*Data excerpts*.
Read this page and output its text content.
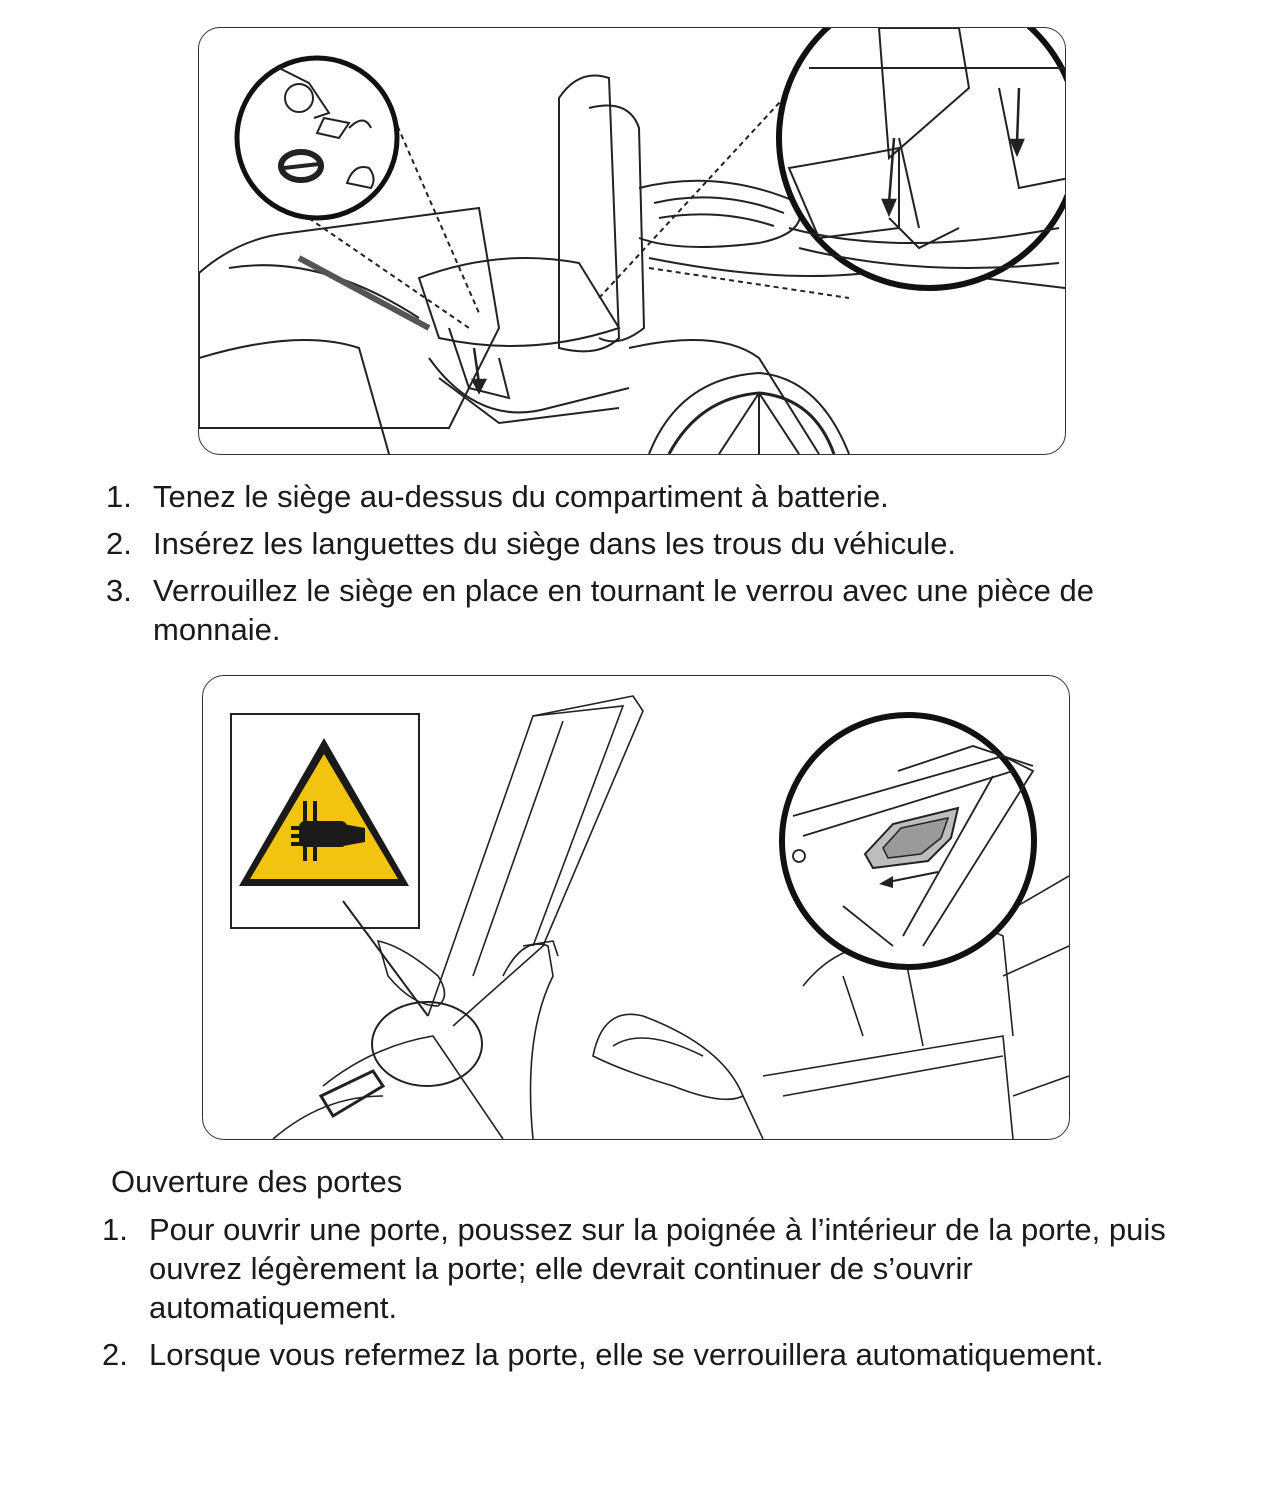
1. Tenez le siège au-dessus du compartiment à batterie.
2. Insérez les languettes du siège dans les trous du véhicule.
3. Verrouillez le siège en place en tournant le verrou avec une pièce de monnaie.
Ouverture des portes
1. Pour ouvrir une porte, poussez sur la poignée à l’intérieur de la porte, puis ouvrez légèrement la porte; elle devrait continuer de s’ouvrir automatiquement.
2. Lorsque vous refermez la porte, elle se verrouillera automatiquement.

*Problem requirements*.
All entries must be written out again exactly as given, with no pictures in the copy.

*Written answer*.
Read this page and output its text content.
1. Tenez le siège au-dessus du compartiment à batterie.
2. Insérez les languettes du siège dans les trous du véhicule.
3. Verrouillez le siège en place en tournant le verrou avec une pièce de monnaie.
Ouverture des portes
1. Pour ouvrir une porte, poussez sur la poignée à l’intérieur de la porte, puis ouvrez légèrement la porte; elle devrait continuer de s’ouvrir automatiquement.
2. Lorsque vous refermez la porte, elle se verrouillera automatiquement.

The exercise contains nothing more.